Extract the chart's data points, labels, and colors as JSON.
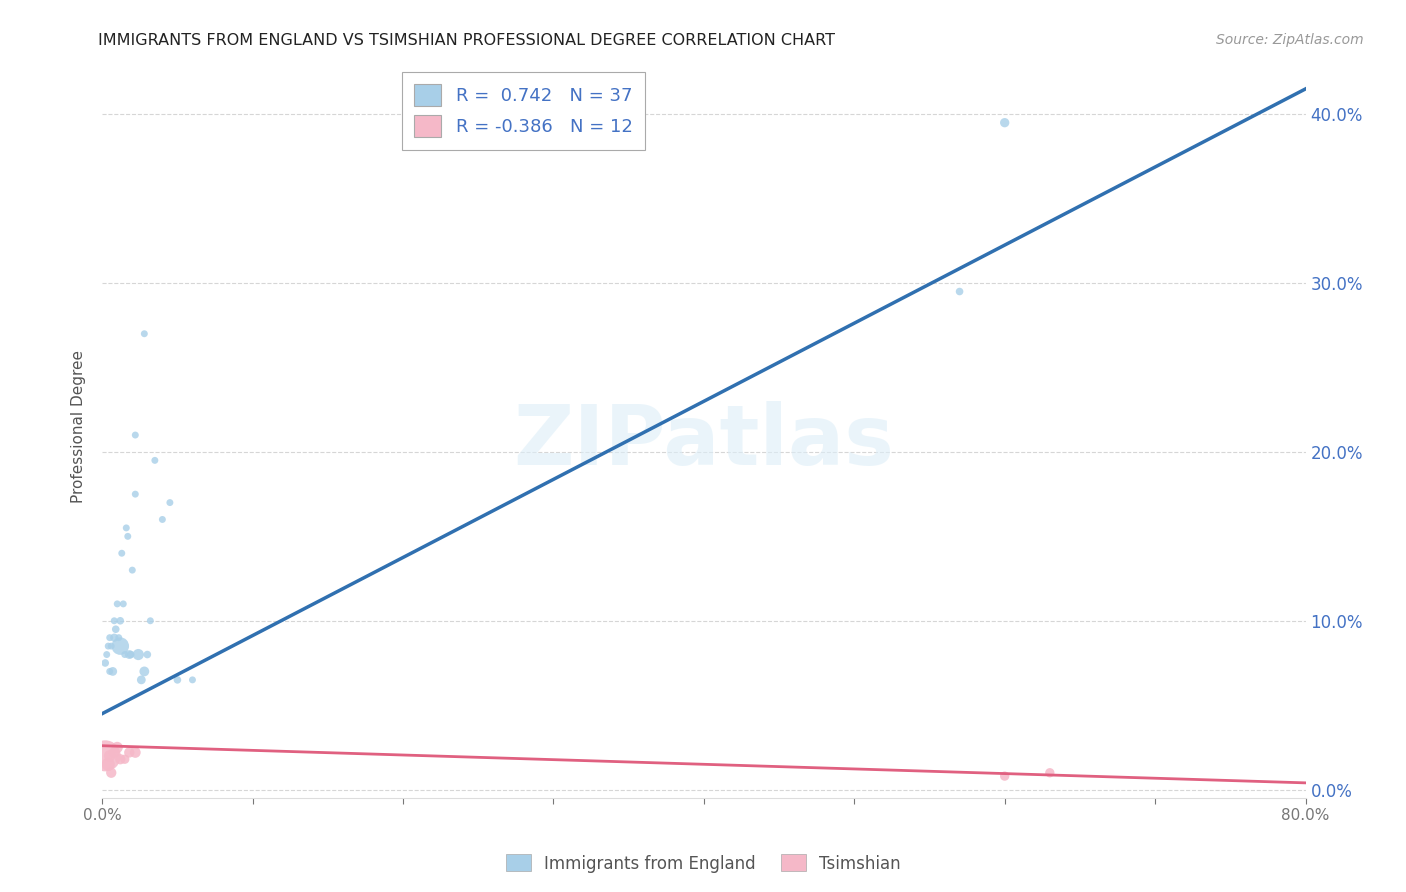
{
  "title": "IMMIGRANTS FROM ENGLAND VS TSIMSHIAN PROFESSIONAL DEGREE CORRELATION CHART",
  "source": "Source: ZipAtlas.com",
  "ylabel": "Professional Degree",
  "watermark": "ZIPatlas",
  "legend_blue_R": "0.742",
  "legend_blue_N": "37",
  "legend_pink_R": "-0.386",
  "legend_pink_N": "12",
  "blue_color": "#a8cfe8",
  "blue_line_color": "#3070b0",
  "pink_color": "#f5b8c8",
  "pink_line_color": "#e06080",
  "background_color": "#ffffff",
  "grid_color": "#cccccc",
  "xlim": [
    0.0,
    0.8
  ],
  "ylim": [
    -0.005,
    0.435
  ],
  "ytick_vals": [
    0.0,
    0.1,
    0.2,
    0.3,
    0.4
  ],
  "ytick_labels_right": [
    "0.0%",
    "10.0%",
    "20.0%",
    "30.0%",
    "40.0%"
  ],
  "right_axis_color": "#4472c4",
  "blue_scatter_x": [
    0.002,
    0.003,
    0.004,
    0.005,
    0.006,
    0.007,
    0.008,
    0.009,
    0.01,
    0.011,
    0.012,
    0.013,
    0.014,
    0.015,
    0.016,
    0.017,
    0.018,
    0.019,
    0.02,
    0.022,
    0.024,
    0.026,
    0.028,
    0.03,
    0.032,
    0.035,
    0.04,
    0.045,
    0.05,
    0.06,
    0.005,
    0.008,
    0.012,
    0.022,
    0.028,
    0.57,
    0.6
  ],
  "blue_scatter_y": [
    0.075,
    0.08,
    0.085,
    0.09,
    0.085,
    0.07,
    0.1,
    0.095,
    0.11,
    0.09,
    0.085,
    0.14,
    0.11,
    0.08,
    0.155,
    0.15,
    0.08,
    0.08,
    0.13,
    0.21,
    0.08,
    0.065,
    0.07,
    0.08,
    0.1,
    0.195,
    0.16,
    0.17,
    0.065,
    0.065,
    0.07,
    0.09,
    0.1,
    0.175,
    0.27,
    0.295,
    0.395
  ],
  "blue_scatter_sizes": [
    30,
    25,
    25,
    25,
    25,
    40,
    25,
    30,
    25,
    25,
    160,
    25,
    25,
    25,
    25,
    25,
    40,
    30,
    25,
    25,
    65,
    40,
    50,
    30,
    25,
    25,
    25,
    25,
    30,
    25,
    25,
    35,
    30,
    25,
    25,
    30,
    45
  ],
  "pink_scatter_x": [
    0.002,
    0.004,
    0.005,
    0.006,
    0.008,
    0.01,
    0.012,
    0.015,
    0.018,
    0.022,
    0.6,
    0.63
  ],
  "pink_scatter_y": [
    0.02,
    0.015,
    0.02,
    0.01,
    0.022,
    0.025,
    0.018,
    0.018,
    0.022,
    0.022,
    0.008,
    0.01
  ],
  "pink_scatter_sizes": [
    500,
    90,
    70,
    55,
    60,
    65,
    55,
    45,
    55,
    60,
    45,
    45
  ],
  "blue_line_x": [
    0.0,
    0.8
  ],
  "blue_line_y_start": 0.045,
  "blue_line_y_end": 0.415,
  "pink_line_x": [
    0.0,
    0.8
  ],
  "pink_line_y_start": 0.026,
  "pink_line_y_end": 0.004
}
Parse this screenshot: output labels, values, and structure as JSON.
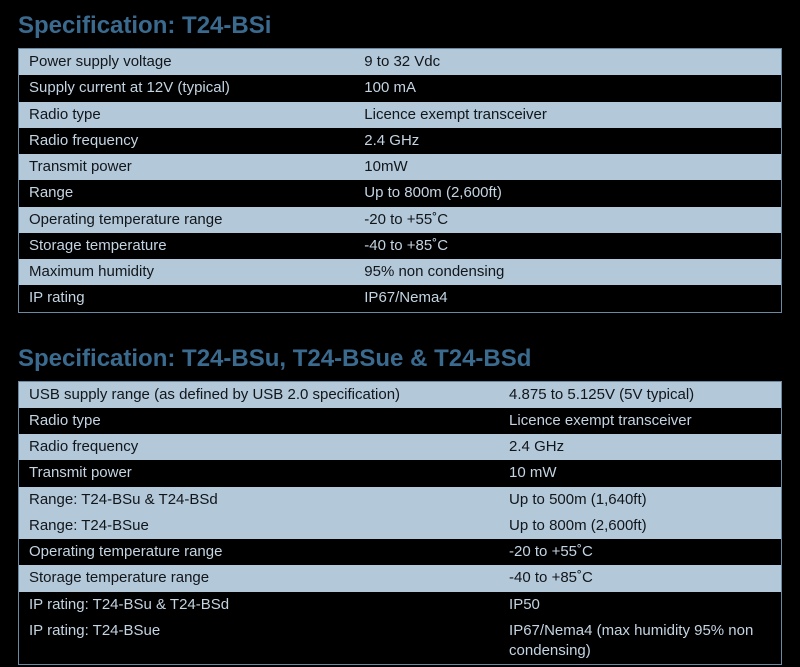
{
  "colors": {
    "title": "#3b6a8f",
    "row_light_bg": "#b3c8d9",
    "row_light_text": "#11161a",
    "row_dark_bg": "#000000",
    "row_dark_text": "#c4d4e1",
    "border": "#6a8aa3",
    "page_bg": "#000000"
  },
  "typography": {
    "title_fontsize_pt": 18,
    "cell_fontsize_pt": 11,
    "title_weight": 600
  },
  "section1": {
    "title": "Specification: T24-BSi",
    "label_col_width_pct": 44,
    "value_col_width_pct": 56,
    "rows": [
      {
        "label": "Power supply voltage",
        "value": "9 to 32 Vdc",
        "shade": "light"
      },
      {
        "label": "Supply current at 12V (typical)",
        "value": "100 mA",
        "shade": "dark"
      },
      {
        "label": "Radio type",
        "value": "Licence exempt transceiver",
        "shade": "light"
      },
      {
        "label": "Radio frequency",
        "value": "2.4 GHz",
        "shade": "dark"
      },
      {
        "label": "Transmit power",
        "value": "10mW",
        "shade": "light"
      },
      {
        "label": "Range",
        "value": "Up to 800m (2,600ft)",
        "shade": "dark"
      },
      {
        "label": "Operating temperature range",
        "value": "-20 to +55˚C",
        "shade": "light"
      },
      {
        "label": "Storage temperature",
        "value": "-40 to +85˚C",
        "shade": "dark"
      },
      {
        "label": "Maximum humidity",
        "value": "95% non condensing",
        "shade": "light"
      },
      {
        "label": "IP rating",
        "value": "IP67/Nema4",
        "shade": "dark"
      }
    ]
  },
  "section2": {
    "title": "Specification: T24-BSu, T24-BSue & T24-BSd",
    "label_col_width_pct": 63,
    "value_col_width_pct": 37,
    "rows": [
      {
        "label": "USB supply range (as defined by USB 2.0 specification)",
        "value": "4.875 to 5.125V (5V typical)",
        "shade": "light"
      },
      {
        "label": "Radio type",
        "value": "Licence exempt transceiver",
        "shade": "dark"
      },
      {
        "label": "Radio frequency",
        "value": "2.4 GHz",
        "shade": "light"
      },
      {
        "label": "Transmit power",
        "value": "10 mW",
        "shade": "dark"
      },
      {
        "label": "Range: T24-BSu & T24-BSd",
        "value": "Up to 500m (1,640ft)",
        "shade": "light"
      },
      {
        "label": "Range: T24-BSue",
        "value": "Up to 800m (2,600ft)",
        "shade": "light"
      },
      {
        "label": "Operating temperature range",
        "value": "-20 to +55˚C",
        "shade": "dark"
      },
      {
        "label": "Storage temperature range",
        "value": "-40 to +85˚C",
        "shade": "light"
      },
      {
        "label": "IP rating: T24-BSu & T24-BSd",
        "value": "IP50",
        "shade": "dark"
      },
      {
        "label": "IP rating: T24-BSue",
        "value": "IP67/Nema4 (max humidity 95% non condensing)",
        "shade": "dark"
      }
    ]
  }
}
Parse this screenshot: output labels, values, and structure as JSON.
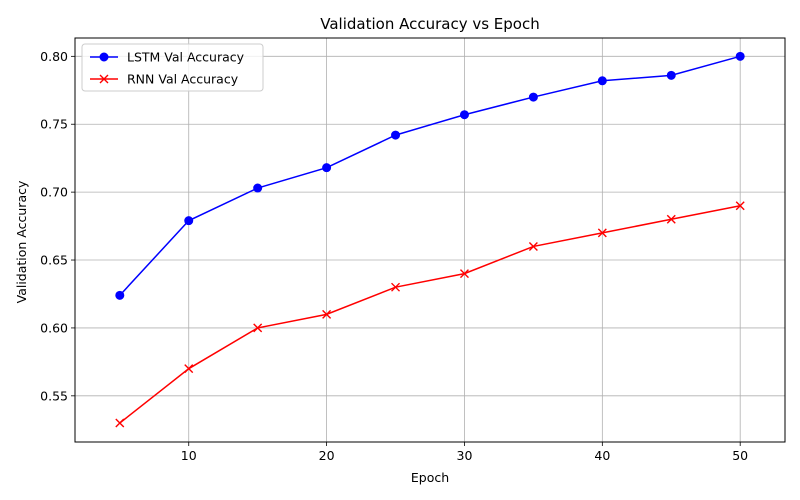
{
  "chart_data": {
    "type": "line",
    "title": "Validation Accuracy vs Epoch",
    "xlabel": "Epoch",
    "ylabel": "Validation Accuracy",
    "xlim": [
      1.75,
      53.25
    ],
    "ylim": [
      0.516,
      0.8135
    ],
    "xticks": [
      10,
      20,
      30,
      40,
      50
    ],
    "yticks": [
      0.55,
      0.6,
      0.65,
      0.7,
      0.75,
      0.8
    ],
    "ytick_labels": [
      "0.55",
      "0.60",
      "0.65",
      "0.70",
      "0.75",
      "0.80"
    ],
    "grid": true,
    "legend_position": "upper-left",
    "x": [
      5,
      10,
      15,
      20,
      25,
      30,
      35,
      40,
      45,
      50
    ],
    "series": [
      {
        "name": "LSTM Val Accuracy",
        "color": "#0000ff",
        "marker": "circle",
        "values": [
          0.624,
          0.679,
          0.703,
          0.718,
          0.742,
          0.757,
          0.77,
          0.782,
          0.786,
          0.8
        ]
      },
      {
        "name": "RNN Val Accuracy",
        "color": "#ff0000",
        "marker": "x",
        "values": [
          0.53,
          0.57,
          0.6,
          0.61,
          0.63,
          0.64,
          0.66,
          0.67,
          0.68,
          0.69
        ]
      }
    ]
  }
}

++++

● **Short task**
Your task is to repeat the material above exactly, without its pictures.

● **Task answer**
Extract the chart's data points, labels, and colors as JSON.
{
  "title": "IMMIGRANTS FROM ENGLAND VS TSIMSHIAN PROFESSIONAL DEGREE CORRELATION CHART",
  "source": "Source: ZipAtlas.com",
  "ylabel": "Professional Degree",
  "watermark": "ZIPatlas",
  "legend_blue_R": "0.742",
  "legend_blue_N": "37",
  "legend_pink_R": "-0.386",
  "legend_pink_N": "12",
  "blue_color": "#a8cfe8",
  "blue_line_color": "#3070b0",
  "pink_color": "#f5b8c8",
  "pink_line_color": "#e06080",
  "background_color": "#ffffff",
  "grid_color": "#cccccc",
  "xlim": [
    0.0,
    0.8
  ],
  "ylim": [
    -0.005,
    0.435
  ],
  "ytick_vals": [
    0.0,
    0.1,
    0.2,
    0.3,
    0.4
  ],
  "ytick_labels_right": [
    "0.0%",
    "10.0%",
    "20.0%",
    "30.0%",
    "40.0%"
  ],
  "right_axis_color": "#4472c4",
  "blue_scatter_x": [
    0.002,
    0.003,
    0.004,
    0.005,
    0.006,
    0.007,
    0.008,
    0.009,
    0.01,
    0.011,
    0.012,
    0.013,
    0.014,
    0.015,
    0.016,
    0.017,
    0.018,
    0.019,
    0.02,
    0.022,
    0.024,
    0.026,
    0.028,
    0.03,
    0.032,
    0.035,
    0.04,
    0.045,
    0.05,
    0.06,
    0.005,
    0.008,
    0.012,
    0.022,
    0.028,
    0.57,
    0.6
  ],
  "blue_scatter_y": [
    0.075,
    0.08,
    0.085,
    0.09,
    0.085,
    0.07,
    0.1,
    0.095,
    0.11,
    0.09,
    0.085,
    0.14,
    0.11,
    0.08,
    0.155,
    0.15,
    0.08,
    0.08,
    0.13,
    0.21,
    0.08,
    0.065,
    0.07,
    0.08,
    0.1,
    0.195,
    0.16,
    0.17,
    0.065,
    0.065,
    0.07,
    0.09,
    0.1,
    0.175,
    0.27,
    0.295,
    0.395
  ],
  "blue_scatter_sizes": [
    30,
    25,
    25,
    25,
    25,
    40,
    25,
    30,
    25,
    25,
    160,
    25,
    25,
    25,
    25,
    25,
    40,
    30,
    25,
    25,
    65,
    40,
    50,
    30,
    25,
    25,
    25,
    25,
    30,
    25,
    25,
    35,
    30,
    25,
    25,
    30,
    45
  ],
  "pink_scatter_x": [
    0.002,
    0.004,
    0.005,
    0.006,
    0.008,
    0.01,
    0.012,
    0.015,
    0.018,
    0.022,
    0.6,
    0.63
  ],
  "pink_scatter_y": [
    0.02,
    0.015,
    0.02,
    0.01,
    0.022,
    0.025,
    0.018,
    0.018,
    0.022,
    0.022,
    0.008,
    0.01
  ],
  "pink_scatter_sizes": [
    500,
    90,
    70,
    55,
    60,
    65,
    55,
    45,
    55,
    60,
    45,
    45
  ],
  "blue_line_x": [
    0.0,
    0.8
  ],
  "blue_line_y_start": 0.045,
  "blue_line_y_end": 0.415,
  "pink_line_x": [
    0.0,
    0.8
  ],
  "pink_line_y_start": 0.026,
  "pink_line_y_end": 0.004
}
Parse this screenshot: output labels, values, and structure as JSON.
{
  "colors": {
    "title": "#3b6a8f",
    "row_light_bg": "#b3c8d9",
    "row_light_text": "#11161a",
    "row_dark_bg": "#000000",
    "row_dark_text": "#c4d4e1",
    "border": "#6a8aa3",
    "page_bg": "#000000"
  },
  "typography": {
    "title_fontsize_pt": 18,
    "cell_fontsize_pt": 11,
    "title_weight": 600
  },
  "section1": {
    "title": "Specification: T24-BSi",
    "label_col_width_pct": 44,
    "value_col_width_pct": 56,
    "rows": [
      {
        "label": "Power supply voltage",
        "value": "9 to 32 Vdc",
        "shade": "light"
      },
      {
        "label": "Supply current at 12V (typical)",
        "value": "100 mA",
        "shade": "dark"
      },
      {
        "label": "Radio type",
        "value": "Licence exempt transceiver",
        "shade": "light"
      },
      {
        "label": "Radio frequency",
        "value": "2.4 GHz",
        "shade": "dark"
      },
      {
        "label": "Transmit power",
        "value": "10mW",
        "shade": "light"
      },
      {
        "label": "Range",
        "value": "Up to 800m (2,600ft)",
        "shade": "dark"
      },
      {
        "label": "Operating temperature range",
        "value": "-20 to +55˚C",
        "shade": "light"
      },
      {
        "label": "Storage temperature",
        "value": "-40 to +85˚C",
        "shade": "dark"
      },
      {
        "label": "Maximum humidity",
        "value": "95% non condensing",
        "shade": "light"
      },
      {
        "label": "IP rating",
        "value": "IP67/Nema4",
        "shade": "dark"
      }
    ]
  },
  "section2": {
    "title": "Specification: T24-BSu, T24-BSue & T24-BSd",
    "label_col_width_pct": 63,
    "value_col_width_pct": 37,
    "rows": [
      {
        "label": "USB supply range (as defined by USB 2.0 specification)",
        "value": "4.875 to 5.125V (5V typical)",
        "shade": "light"
      },
      {
        "label": "Radio type",
        "value": "Licence exempt transceiver",
        "shade": "dark"
      },
      {
        "label": "Radio frequency",
        "value": "2.4 GHz",
        "shade": "light"
      },
      {
        "label": "Transmit power",
        "value": "10 mW",
        "shade": "dark"
      },
      {
        "label": "Range: T24-BSu & T24-BSd",
        "value": "Up to 500m (1,640ft)",
        "shade": "light"
      },
      {
        "label": "Range: T24-BSue",
        "value": "Up to 800m (2,600ft)",
        "shade": "light"
      },
      {
        "label": "Operating temperature range",
        "value": "-20 to +55˚C",
        "shade": "dark"
      },
      {
        "label": "Storage temperature range",
        "value": "-40 to +85˚C",
        "shade": "light"
      },
      {
        "label": "IP rating: T24-BSu & T24-BSd",
        "value": "IP50",
        "shade": "dark"
      },
      {
        "label": "IP rating: T24-BSue",
        "value": "IP67/Nema4 (max humidity 95% non condensing)",
        "shade": "dark"
      }
    ]
  }
}
Parse this screenshot: output labels, values, and structure as JSON.
{
  "chart_data": {
    "type": "line",
    "title": "Validation Accuracy vs Epoch",
    "xlabel": "Epoch",
    "ylabel": "Validation Accuracy",
    "xlim": [
      1.75,
      53.25
    ],
    "ylim": [
      0.516,
      0.8135
    ],
    "xticks": [
      10,
      20,
      30,
      40,
      50
    ],
    "yticks": [
      0.55,
      0.6,
      0.65,
      0.7,
      0.75,
      0.8
    ],
    "ytick_labels": [
      "0.55",
      "0.60",
      "0.65",
      "0.70",
      "0.75",
      "0.80"
    ],
    "grid": true,
    "legend_position": "upper-left",
    "x": [
      5,
      10,
      15,
      20,
      25,
      30,
      35,
      40,
      45,
      50
    ],
    "series": [
      {
        "name": "LSTM Val Accuracy",
        "color": "#0000ff",
        "marker": "circle",
        "values": [
          0.624,
          0.679,
          0.703,
          0.718,
          0.742,
          0.757,
          0.77,
          0.782,
          0.786,
          0.8
        ]
      },
      {
        "name": "RNN Val Accuracy",
        "color": "#ff0000",
        "marker": "x",
        "values": [
          0.53,
          0.57,
          0.6,
          0.61,
          0.63,
          0.64,
          0.66,
          0.67,
          0.68,
          0.69
        ]
      }
    ]
  }
}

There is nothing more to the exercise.